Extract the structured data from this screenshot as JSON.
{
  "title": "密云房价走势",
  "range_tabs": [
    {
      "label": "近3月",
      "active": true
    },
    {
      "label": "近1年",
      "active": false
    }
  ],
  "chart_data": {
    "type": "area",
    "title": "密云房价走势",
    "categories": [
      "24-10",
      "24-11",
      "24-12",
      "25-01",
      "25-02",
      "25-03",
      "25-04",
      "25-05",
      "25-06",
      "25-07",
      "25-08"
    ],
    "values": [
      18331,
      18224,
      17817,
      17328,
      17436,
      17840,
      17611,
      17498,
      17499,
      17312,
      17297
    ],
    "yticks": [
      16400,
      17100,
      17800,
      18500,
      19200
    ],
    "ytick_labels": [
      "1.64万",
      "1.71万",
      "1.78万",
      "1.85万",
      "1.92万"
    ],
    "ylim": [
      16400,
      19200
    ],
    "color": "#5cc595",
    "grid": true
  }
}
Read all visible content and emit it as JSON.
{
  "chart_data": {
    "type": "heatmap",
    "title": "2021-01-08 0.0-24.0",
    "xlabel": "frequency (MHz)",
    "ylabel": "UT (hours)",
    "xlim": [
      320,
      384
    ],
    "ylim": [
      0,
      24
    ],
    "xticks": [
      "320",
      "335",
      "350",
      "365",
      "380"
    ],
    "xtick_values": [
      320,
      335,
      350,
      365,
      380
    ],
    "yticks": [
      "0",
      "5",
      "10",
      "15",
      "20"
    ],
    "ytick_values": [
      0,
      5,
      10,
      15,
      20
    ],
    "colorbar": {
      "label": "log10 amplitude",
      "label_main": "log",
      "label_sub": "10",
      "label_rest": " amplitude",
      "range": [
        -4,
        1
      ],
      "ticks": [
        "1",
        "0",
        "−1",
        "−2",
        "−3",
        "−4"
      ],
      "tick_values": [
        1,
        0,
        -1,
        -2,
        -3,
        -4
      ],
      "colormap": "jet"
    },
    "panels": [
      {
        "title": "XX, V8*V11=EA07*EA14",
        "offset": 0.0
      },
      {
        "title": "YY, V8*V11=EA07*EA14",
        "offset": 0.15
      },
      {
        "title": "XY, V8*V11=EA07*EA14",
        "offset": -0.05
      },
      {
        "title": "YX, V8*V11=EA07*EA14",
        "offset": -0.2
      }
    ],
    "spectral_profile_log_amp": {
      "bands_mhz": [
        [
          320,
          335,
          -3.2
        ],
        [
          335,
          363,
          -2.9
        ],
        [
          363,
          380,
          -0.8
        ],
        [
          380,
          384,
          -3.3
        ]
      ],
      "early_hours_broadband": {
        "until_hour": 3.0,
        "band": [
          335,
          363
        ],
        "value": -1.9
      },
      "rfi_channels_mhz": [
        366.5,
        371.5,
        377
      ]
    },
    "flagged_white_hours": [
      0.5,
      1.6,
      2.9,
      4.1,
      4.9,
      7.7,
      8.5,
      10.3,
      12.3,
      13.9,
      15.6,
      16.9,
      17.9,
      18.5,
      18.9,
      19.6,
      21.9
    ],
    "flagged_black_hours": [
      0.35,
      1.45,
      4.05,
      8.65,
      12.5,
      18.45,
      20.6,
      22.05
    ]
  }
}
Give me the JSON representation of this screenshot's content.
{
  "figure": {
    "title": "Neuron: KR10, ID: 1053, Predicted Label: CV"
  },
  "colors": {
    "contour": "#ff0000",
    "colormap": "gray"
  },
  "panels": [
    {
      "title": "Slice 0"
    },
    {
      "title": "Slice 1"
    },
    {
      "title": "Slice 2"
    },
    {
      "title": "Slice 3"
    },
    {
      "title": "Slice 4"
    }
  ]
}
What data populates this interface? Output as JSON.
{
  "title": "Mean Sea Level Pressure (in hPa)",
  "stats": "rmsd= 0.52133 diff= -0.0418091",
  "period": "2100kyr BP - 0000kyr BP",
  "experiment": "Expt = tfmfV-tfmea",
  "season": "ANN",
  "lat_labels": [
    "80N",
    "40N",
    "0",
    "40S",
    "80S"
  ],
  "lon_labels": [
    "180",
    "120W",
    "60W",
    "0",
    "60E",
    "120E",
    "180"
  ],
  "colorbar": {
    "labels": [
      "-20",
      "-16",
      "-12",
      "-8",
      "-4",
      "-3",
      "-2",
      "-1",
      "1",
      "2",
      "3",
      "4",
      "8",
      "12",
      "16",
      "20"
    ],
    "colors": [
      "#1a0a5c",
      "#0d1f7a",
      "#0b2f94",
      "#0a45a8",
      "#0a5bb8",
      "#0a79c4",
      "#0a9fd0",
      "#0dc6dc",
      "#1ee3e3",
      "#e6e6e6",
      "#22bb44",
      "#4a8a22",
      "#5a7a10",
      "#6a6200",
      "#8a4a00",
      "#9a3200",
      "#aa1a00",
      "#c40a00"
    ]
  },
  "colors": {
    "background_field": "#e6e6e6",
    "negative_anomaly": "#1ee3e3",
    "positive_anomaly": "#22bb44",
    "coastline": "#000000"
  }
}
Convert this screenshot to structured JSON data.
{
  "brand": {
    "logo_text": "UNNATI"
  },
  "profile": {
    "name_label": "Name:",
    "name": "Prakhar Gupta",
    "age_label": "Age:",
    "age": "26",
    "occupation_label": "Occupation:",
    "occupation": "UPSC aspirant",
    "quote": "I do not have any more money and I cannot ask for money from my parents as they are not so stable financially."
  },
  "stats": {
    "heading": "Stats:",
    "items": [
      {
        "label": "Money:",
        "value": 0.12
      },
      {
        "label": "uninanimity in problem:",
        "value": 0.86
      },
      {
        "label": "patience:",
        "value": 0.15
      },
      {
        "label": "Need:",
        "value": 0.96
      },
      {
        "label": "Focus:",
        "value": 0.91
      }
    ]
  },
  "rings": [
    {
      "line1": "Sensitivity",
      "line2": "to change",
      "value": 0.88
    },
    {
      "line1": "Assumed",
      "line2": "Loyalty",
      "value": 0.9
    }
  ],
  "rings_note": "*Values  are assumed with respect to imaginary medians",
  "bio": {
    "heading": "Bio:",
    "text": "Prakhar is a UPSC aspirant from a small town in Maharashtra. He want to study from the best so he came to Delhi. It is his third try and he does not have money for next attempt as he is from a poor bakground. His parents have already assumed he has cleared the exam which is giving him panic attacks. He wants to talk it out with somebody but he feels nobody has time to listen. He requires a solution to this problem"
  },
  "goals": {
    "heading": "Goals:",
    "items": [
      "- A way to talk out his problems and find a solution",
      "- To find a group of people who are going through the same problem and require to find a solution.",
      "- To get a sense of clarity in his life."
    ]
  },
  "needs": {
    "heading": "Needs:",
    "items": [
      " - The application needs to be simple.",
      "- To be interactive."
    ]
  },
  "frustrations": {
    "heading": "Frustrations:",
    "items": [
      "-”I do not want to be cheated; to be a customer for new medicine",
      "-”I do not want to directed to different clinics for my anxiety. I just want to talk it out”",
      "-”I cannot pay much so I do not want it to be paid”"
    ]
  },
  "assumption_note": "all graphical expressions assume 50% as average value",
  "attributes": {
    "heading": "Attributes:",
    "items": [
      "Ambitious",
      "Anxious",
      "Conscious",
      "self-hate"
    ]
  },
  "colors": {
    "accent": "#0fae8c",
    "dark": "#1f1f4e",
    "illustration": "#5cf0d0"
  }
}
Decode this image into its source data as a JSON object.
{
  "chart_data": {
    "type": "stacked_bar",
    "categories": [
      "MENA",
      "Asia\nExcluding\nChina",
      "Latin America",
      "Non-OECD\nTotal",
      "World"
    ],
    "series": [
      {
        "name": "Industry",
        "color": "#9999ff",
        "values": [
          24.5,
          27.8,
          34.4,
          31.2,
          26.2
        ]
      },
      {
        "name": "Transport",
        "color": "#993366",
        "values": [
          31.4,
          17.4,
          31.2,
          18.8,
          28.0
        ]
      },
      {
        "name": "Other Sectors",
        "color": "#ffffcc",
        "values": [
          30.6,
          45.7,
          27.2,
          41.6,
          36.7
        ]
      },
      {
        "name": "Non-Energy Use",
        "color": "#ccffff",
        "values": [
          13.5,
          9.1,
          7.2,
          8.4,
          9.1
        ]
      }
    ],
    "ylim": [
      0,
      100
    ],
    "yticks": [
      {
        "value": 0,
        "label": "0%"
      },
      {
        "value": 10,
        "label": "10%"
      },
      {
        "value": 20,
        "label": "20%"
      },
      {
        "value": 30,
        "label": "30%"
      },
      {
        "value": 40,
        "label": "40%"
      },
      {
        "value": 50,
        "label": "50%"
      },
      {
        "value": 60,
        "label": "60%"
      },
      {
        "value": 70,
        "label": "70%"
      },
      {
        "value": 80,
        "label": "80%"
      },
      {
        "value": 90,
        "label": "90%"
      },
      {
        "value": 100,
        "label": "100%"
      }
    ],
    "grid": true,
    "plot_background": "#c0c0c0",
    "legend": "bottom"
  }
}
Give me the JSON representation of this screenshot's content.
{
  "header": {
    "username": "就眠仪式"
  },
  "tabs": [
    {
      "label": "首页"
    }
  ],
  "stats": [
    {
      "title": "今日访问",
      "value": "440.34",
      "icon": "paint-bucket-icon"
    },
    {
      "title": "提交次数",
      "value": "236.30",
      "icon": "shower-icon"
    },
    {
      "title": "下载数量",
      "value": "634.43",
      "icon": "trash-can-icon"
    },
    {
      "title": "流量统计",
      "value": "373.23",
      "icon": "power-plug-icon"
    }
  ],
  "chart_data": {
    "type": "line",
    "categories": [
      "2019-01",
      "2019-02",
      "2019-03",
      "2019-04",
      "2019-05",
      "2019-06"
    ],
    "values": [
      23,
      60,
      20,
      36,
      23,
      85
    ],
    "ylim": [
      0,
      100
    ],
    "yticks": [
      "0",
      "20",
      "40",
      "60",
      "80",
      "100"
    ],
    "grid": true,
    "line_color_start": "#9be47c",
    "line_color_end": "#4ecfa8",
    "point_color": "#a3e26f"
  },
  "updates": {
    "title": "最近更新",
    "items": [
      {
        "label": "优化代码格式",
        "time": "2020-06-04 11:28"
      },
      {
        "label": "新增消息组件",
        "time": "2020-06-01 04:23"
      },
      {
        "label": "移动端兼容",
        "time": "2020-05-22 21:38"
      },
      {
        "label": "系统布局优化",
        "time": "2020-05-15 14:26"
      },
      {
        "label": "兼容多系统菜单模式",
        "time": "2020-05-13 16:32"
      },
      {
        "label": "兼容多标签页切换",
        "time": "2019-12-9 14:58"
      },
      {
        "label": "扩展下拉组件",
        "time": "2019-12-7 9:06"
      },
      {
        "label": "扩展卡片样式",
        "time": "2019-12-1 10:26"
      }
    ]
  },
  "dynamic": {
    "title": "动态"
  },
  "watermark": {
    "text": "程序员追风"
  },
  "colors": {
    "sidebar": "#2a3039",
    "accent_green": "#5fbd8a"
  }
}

§ Problem description
Extract lines where the string "find" occurs.

§ Output below
      "- A way to talk out his problems and find a solution",
      "- To find a group of people who are going through the same problem and require to find a solution.",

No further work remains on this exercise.